▶ Instructions to follow: Go through the listing and copy every line word for word.

[Data records]
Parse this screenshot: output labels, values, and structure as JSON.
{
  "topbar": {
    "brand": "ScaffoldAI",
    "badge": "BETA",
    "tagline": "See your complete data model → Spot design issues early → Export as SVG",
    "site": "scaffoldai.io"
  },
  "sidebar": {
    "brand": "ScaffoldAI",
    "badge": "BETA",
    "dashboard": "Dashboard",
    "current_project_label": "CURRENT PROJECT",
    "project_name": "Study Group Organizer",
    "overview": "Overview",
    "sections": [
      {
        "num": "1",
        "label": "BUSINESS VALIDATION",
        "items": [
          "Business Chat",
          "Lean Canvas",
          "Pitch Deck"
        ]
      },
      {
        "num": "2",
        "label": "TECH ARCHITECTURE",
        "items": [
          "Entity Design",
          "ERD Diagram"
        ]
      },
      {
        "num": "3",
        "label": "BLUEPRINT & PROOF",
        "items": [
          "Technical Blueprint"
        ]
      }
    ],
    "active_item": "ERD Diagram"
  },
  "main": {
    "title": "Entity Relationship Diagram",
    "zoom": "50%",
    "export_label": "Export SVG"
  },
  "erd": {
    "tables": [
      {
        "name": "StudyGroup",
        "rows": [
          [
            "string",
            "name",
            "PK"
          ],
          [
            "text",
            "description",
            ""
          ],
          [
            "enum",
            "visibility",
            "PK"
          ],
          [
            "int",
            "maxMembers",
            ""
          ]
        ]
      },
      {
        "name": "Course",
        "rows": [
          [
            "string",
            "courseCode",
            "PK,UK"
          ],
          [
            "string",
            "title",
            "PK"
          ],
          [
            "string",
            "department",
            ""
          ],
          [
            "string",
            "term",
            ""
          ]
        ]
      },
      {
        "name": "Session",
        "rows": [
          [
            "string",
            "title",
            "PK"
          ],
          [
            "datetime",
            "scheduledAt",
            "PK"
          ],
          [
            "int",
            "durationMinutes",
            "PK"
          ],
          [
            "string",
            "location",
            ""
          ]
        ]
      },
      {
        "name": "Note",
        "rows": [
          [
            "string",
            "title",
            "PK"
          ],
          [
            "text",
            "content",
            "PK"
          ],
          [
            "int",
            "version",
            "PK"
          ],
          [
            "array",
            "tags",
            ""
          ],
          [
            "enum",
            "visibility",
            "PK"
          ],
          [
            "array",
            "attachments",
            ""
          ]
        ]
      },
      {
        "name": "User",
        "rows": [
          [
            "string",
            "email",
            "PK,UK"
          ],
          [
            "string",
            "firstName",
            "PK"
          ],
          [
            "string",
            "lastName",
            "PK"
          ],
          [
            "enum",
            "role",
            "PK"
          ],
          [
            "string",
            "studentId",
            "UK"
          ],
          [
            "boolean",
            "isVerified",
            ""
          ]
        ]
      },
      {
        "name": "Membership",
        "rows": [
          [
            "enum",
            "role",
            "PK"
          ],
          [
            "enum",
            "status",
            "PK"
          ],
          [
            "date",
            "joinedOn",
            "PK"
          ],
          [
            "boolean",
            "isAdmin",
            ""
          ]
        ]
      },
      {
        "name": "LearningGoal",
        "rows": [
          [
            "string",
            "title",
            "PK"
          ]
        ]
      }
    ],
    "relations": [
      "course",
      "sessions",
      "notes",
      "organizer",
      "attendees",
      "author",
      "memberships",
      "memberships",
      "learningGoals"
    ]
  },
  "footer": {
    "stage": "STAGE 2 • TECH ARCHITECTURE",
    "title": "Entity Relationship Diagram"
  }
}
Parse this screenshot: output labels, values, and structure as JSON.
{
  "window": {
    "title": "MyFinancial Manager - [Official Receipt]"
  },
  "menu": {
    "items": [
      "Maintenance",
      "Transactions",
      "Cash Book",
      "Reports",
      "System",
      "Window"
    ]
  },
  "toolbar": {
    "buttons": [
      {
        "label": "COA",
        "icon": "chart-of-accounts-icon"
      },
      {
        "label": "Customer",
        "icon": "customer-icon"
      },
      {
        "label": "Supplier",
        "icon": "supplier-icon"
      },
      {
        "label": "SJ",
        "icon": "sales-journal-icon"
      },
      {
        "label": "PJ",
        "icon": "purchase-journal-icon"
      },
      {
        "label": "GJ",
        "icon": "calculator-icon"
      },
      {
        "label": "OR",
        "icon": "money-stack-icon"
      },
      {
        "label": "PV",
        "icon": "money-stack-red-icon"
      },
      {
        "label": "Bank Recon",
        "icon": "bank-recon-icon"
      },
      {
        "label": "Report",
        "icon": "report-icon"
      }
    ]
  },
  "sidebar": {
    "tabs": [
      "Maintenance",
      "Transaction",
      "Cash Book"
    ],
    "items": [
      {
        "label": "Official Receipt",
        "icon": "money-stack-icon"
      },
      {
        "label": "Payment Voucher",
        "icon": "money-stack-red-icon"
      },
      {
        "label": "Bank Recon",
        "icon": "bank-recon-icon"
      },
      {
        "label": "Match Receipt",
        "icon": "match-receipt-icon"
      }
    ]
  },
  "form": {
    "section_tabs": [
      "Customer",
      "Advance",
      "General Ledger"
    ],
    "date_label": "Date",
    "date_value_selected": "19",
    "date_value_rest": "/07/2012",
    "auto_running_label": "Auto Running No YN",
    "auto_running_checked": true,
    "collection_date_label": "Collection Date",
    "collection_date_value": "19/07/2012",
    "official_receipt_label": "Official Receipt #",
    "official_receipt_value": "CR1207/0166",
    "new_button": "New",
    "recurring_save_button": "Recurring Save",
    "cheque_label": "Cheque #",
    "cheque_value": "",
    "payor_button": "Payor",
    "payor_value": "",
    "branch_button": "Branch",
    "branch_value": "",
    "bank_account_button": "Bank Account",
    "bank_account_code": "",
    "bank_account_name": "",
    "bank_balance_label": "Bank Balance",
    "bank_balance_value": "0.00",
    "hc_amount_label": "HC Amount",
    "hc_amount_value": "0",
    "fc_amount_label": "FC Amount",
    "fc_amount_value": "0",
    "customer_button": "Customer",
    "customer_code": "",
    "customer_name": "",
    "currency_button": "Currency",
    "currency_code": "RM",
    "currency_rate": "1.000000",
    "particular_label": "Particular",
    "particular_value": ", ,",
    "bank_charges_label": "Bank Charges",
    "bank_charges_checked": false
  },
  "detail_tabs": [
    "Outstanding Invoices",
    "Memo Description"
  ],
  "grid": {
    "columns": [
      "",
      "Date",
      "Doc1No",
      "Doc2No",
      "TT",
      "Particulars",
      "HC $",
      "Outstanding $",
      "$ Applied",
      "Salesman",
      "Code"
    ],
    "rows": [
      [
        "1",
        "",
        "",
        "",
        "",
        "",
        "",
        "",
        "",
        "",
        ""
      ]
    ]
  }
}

▶ Result below:
Parse this screenshot: output labels, values, and structure as JSON.
{
  "topbar": {
    "brand": "ScaffoldAI",
    "badge": "BETA",
    "tagline": "See your complete data model → Spot design issues early → Export as SVG",
    "site": "scaffoldai.io"
  },
  "sidebar": {
    "brand": "ScaffoldAI",
    "badge": "BETA",
    "dashboard": "Dashboard",
    "current_project_label": "CURRENT PROJECT",
    "project_name": "Study Group Organizer",
    "overview": "Overview",
    "sections": [
      {
        "num": "1",
        "label": "BUSINESS VALIDATION",
        "items": [
          "Business Chat",
          "Lean Canvas",
          "Pitch Deck"
        ]
      },
      {
        "num": "2",
        "label": "TECH ARCHITECTURE",
        "items": [
          "Entity Design",
          "ERD Diagram"
        ]
      },
      {
        "num": "3",
        "label": "BLUEPRINT & PROOF",
        "items": [
          "Technical Blueprint"
        ]
      }
    ],
    "active_item": "ERD Diagram"
  },
  "main": {
    "title": "Entity Relationship Diagram",
    "zoom": "50%",
    "export_label": "Export SVG"
  },
  "erd": {
    "tables": [
      {
        "name": "StudyGroup",
        "rows": [
          [
            "string",
            "name",
            "PK"
          ],
          [
            "text",
            "description",
            ""
          ],
          [
            "enum",
            "visibility",
            "PK"
          ],
          [
            "int",
            "maxMembers",
            ""
          ]
        ]
      },
      {
        "name": "Course",
        "rows": [
          [
            "string",
            "courseCode",
            "PK,UK"
          ],
          [
            "string",
            "title",
            "PK"
          ],
          [
            "string",
            "department",
            ""
          ],
          [
            "string",
            "term",
            ""
          ]
        ]
      },
      {
        "name": "Session",
        "rows": [
          [
            "string",
            "title",
            "PK"
          ],
          [
            "datetime",
            "scheduledAt",
            "PK"
          ],
          [
            "int",
            "durationMinutes",
            "PK"
          ],
          [
            "string",
            "location",
            ""
          ]
        ]
      },
      {
        "name": "Note",
        "rows": [
          [
            "string",
            "title",
            "PK"
          ],
          [
            "text",
            "content",
            "PK"
          ],
          [
            "int",
            "version",
            "PK"
          ],
          [
            "array",
            "tags",
            ""
          ],
          [
            "enum",
            "visibility",
            "PK"
          ],
          [
            "array",
            "attachments",
            ""
          ]
        ]
      },
      {
        "name": "User",
        "rows": [
          [
            "string",
            "email",
            "PK,UK"
          ],
          [
            "string",
            "firstName",
            "PK"
          ],
          [
            "string",
            "lastName",
            "PK"
          ],
          [
            "enum",
            "role",
            "PK"
          ],
          [
            "string",
            "studentId",
            "UK"
          ],
          [
            "boolean",
            "isVerified",
            ""
          ]
        ]
      },
      {
        "name": "Membership",
        "rows": [
          [
            "enum",
            "role",
            "PK"
          ],
          [
            "enum",
            "status",
            "PK"
          ],
          [
            "date",
            "joinedOn",
            "PK"
          ],
          [
            "boolean",
            "isAdmin",
            ""
          ]
        ]
      },
      {
        "name": "LearningGoal",
        "rows": [
          [
            "string",
            "title",
            "PK"
          ]
        ]
      }
    ],
    "relations": [
      "course",
      "sessions",
      "notes",
      "organizer",
      "attendees",
      "author",
      "memberships",
      "memberships",
      "learningGoals"
    ]
  },
  "footer": {
    "stage": "STAGE 2 • TECH ARCHITECTURE",
    "title": "Entity Relationship Diagram"
  }
}
Parse this screenshot: output labels, values, and structure as JSON.
{
  "window": {
    "title": "MyFinancial Manager - [Official Receipt]"
  },
  "menu": {
    "items": [
      "Maintenance",
      "Transactions",
      "Cash Book",
      "Reports",
      "System",
      "Window"
    ]
  },
  "toolbar": {
    "buttons": [
      {
        "label": "COA",
        "icon": "chart-of-accounts-icon"
      },
      {
        "label": "Customer",
        "icon": "customer-icon"
      },
      {
        "label": "Supplier",
        "icon": "supplier-icon"
      },
      {
        "label": "SJ",
        "icon": "sales-journal-icon"
      },
      {
        "label": "PJ",
        "icon": "purchase-journal-icon"
      },
      {
        "label": "GJ",
        "icon": "calculator-icon"
      },
      {
        "label": "OR",
        "icon": "money-stack-icon"
      },
      {
        "label": "PV",
        "icon": "money-stack-red-icon"
      },
      {
        "label": "Bank Recon",
        "icon": "bank-recon-icon"
      },
      {
        "label": "Report",
        "icon": "report-icon"
      }
    ]
  },
  "sidebar": {
    "tabs": [
      "Maintenance",
      "Transaction",
      "Cash Book"
    ],
    "items": [
      {
        "label": "Official Receipt",
        "icon": "money-stack-icon"
      },
      {
        "label": "Payment Voucher",
        "icon": "money-stack-red-icon"
      },
      {
        "label": "Bank Recon",
        "icon": "bank-recon-icon"
      },
      {
        "label": "Match Receipt",
        "icon": "match-receipt-icon"
      }
    ]
  },
  "form": {
    "section_tabs": [
      "Customer",
      "Advance",
      "General Ledger"
    ],
    "date_label": "Date",
    "date_value_selected": "19",
    "date_value_rest": "/07/2012",
    "auto_running_label": "Auto Running No YN",
    "auto_running_checked": true,
    "collection_date_label": "Collection Date",
    "collection_date_value": "19/07/2012",
    "official_receipt_label": "Official Receipt #",
    "official_receipt_value": "CR1207/0166",
    "new_button": "New",
    "recurring_save_button": "Recurring Save",
    "cheque_label": "Cheque #",
    "cheque_value": "",
    "payor_button": "Payor",
    "payor_value": "",
    "branch_button": "Branch",
    "branch_value": "",
    "bank_account_button": "Bank Account",
    "bank_account_code": "",
    "bank_account_name": "",
    "bank_balance_label": "Bank Balance",
    "bank_balance_value": "0.00",
    "hc_amount_label": "HC Amount",
    "hc_amount_value": "0",
    "fc_amount_label": "FC Amount",
    "fc_amount_value": "0",
    "customer_button": "Customer",
    "customer_code": "",
    "customer_name": "",
    "currency_button": "Currency",
    "currency_code": "RM",
    "currency_rate": "1.000000",
    "particular_label": "Particular",
    "particular_value": ", ,",
    "bank_charges_label": "Bank Charges",
    "bank_charges_checked": false
  },
  "detail_tabs": [
    "Outstanding Invoices",
    "Memo Description"
  ],
  "grid": {
    "columns": [
      "",
      "Date",
      "Doc1No",
      "Doc2No",
      "TT",
      "Particulars",
      "HC $",
      "Outstanding $",
      "$ Applied",
      "Salesman",
      "Code"
    ],
    "rows": [
      [
        "1",
        "",
        "",
        "",
        "",
        "",
        "",
        "",
        "",
        "",
        ""
      ]
    ]
  }
}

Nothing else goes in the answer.